--- Information given ---
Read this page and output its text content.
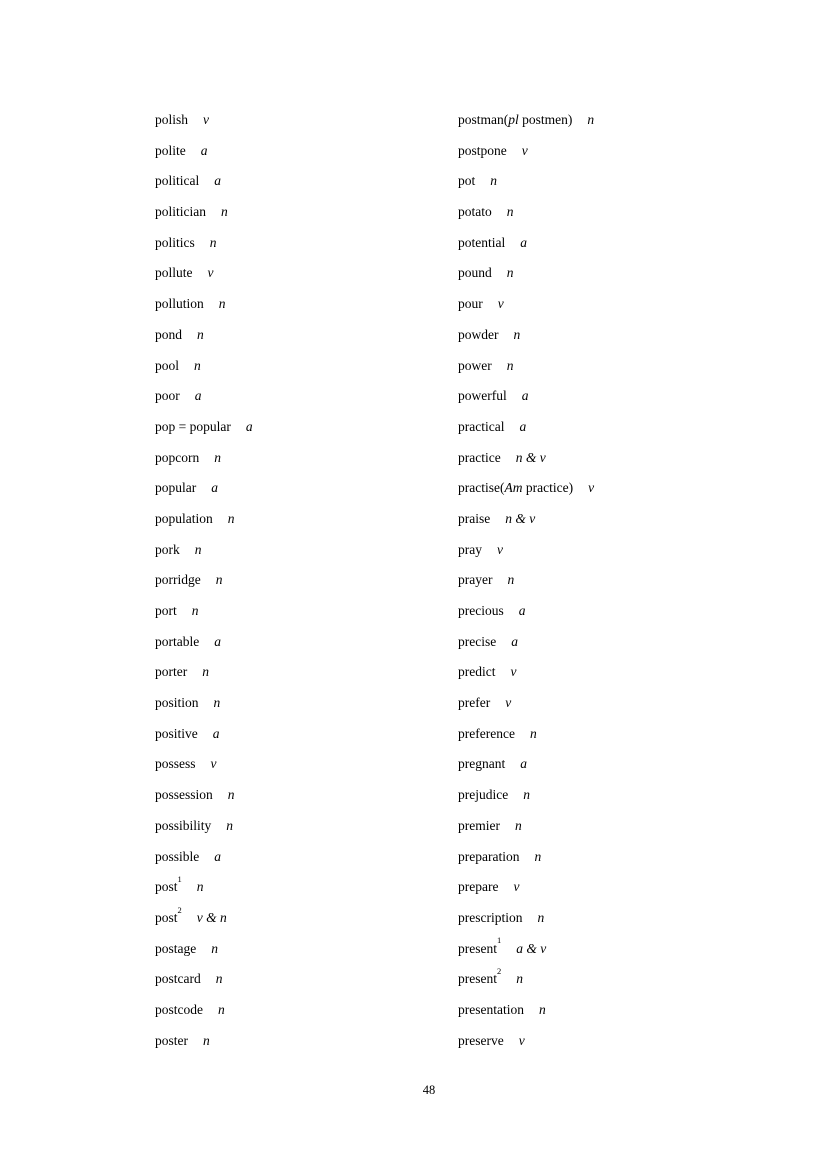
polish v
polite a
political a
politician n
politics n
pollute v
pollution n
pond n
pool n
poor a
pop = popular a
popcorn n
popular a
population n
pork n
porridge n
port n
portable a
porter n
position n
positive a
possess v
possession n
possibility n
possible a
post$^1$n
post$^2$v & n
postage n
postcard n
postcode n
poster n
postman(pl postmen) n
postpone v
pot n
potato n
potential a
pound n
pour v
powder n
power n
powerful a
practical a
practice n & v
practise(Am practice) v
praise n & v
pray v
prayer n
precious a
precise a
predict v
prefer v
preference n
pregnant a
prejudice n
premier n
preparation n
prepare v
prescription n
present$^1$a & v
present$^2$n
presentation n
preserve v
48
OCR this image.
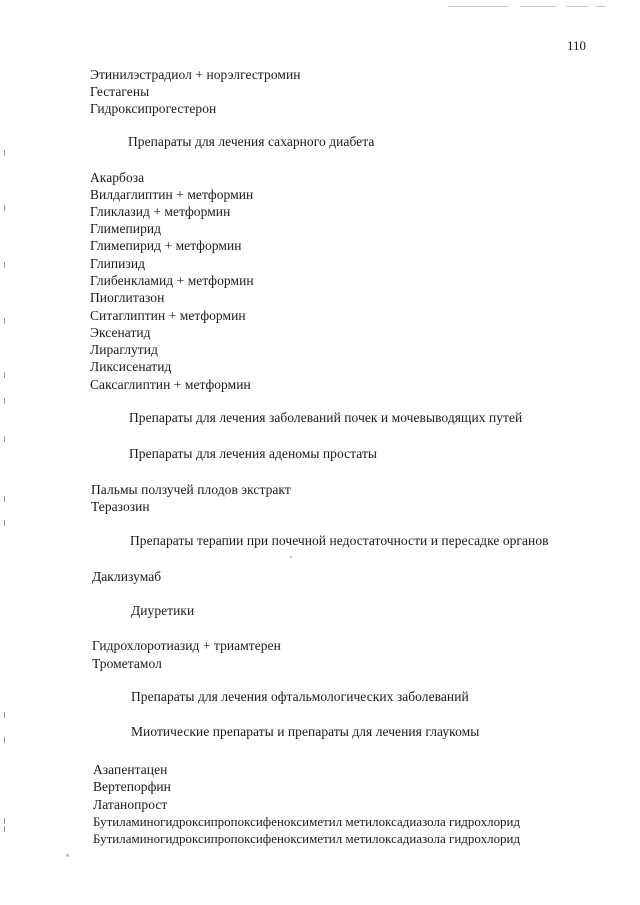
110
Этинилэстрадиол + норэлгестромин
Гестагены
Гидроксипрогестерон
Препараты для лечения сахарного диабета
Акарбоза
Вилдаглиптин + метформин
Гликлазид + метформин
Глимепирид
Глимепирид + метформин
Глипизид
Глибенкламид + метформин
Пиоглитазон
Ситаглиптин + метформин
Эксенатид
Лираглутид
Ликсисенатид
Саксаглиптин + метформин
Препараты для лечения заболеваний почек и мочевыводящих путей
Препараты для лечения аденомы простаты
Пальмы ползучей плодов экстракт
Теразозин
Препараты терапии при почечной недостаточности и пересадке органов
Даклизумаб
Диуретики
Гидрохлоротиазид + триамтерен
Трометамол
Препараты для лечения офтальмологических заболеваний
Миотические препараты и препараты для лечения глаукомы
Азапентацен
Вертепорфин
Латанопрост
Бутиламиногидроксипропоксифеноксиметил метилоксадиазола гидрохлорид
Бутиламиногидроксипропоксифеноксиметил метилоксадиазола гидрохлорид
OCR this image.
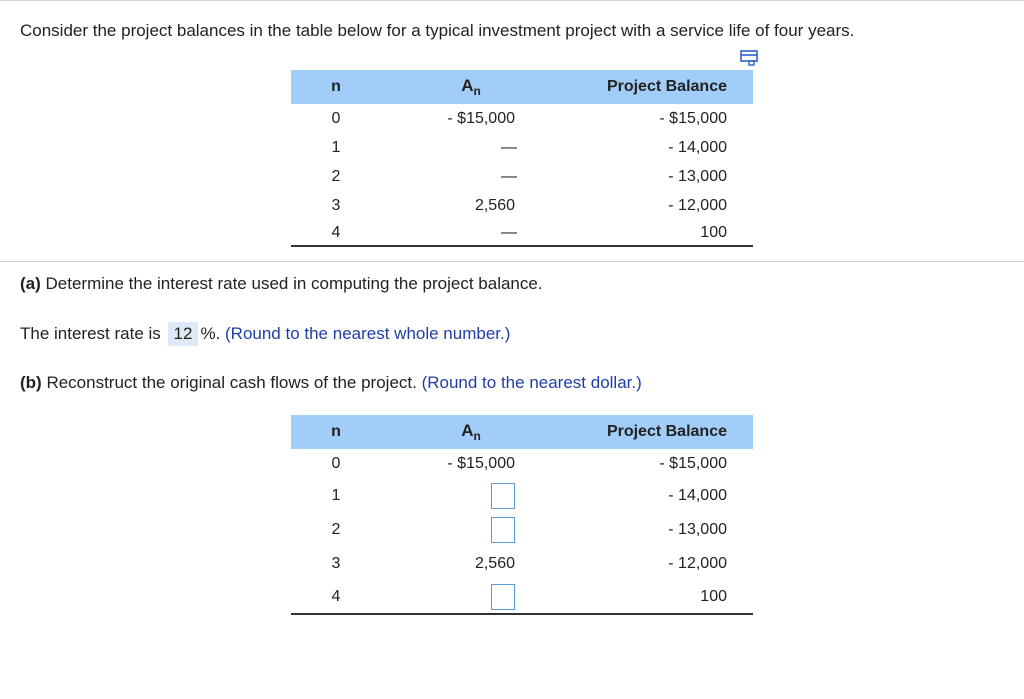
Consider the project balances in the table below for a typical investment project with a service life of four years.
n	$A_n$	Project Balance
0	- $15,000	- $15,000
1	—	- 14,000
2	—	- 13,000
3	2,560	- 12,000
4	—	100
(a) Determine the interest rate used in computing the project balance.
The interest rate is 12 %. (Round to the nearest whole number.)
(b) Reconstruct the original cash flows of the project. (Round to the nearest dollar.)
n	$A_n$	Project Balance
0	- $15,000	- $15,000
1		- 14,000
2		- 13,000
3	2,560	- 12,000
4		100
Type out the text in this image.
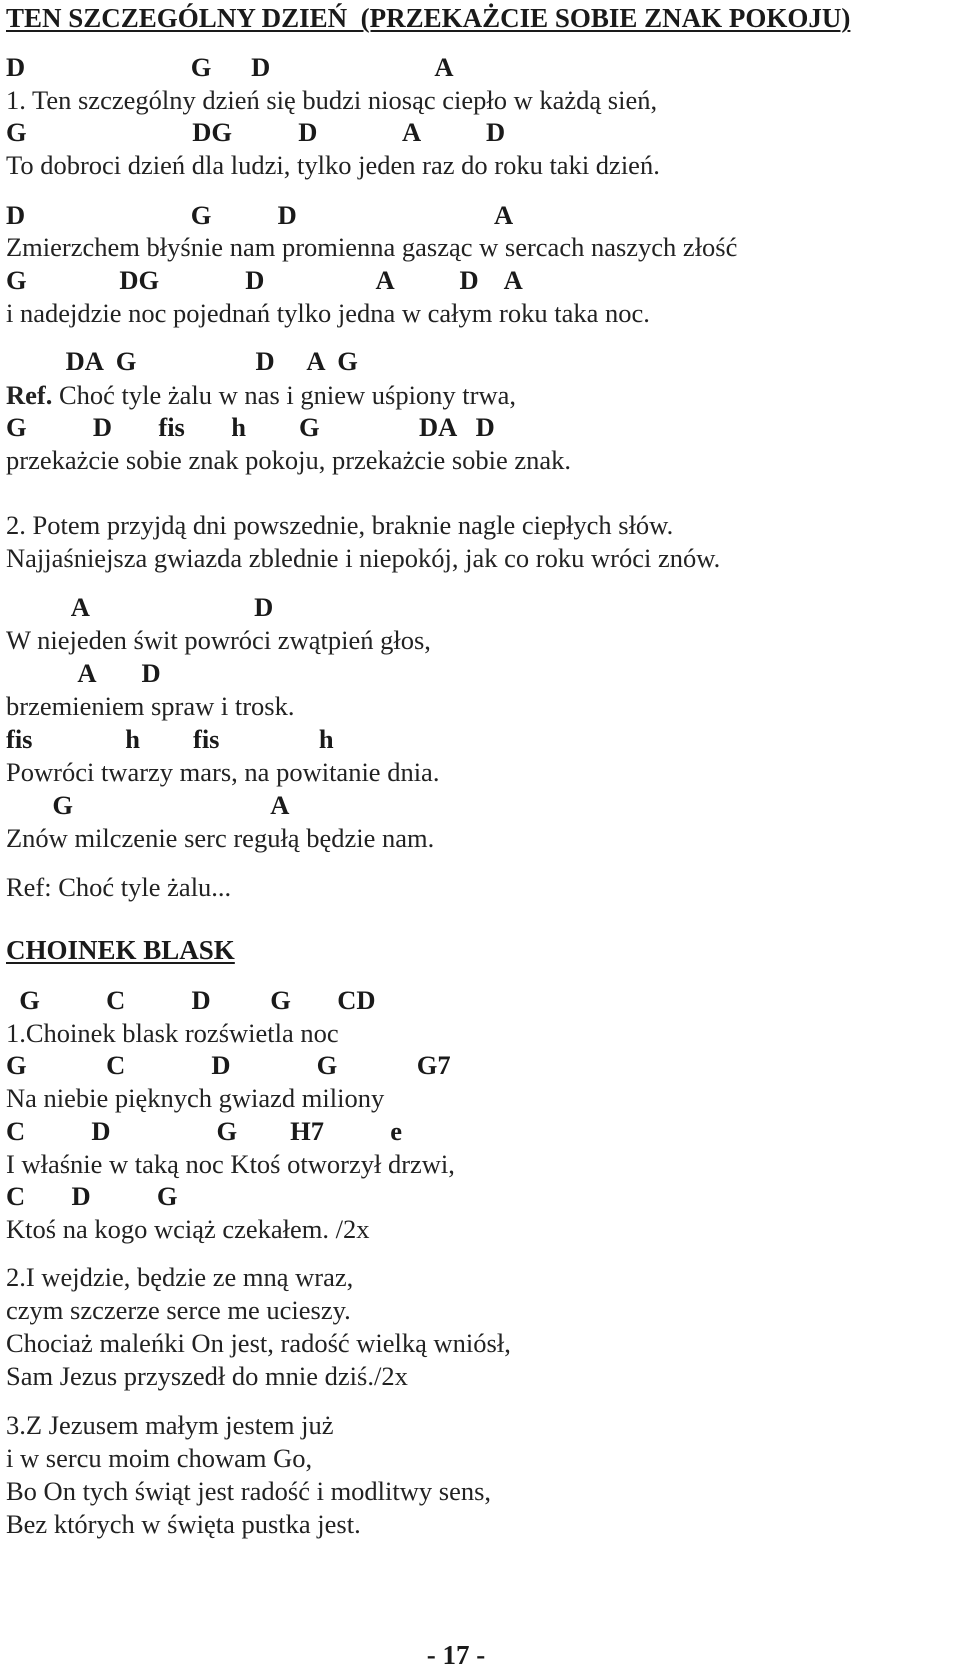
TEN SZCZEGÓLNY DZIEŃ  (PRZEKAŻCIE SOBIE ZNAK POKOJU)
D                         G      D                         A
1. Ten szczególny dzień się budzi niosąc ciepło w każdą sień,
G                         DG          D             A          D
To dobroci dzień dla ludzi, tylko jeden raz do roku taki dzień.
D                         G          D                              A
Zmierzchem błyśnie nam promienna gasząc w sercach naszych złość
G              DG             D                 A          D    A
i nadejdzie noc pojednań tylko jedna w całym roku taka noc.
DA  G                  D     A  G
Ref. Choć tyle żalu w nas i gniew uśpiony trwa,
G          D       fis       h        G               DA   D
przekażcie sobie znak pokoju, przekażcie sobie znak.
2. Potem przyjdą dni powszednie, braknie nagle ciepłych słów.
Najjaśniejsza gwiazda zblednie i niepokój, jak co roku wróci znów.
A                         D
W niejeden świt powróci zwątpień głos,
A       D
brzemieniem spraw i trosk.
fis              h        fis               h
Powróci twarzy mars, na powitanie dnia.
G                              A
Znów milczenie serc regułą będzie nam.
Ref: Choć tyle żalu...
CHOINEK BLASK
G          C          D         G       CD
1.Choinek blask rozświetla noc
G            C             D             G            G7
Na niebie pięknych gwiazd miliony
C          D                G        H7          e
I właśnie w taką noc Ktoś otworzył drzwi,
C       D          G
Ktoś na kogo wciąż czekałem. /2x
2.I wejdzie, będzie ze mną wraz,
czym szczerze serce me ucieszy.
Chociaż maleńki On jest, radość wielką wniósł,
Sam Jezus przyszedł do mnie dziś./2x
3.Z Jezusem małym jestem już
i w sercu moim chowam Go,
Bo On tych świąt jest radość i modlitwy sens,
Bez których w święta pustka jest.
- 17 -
---
(Objective)
Provide only the count of lines in the data above that include the string "rate".

(Exercise result)
2